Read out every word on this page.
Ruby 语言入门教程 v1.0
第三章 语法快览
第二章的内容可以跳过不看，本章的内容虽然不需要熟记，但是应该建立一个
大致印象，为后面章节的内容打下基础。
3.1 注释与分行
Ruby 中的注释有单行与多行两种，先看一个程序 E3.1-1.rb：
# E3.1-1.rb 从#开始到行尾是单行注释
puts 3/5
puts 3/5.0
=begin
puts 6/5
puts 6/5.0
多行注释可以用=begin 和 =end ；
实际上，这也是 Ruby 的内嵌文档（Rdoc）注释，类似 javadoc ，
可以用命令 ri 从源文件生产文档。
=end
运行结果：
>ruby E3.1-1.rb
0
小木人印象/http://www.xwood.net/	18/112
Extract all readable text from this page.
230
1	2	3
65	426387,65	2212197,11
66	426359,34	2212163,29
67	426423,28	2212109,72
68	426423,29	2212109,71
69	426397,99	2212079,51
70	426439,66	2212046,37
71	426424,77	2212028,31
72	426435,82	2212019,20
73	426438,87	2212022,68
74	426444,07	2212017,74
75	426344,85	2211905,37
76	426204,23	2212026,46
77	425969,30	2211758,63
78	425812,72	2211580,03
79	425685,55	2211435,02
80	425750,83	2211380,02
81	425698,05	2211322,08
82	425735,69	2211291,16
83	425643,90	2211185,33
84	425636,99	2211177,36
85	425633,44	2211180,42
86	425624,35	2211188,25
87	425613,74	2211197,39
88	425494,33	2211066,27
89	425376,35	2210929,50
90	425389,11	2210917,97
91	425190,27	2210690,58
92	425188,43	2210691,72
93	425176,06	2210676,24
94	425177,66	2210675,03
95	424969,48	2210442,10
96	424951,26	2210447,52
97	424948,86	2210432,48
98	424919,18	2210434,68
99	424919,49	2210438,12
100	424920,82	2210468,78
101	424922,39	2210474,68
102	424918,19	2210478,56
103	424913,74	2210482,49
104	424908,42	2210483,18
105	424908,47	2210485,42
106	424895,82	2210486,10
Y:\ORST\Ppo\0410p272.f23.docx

*Exercise goal*
Search the entries for the word "page", then list each line that holds it.

*Result of this exercise*
Read out every word on this page.
Extract all readable text from this page.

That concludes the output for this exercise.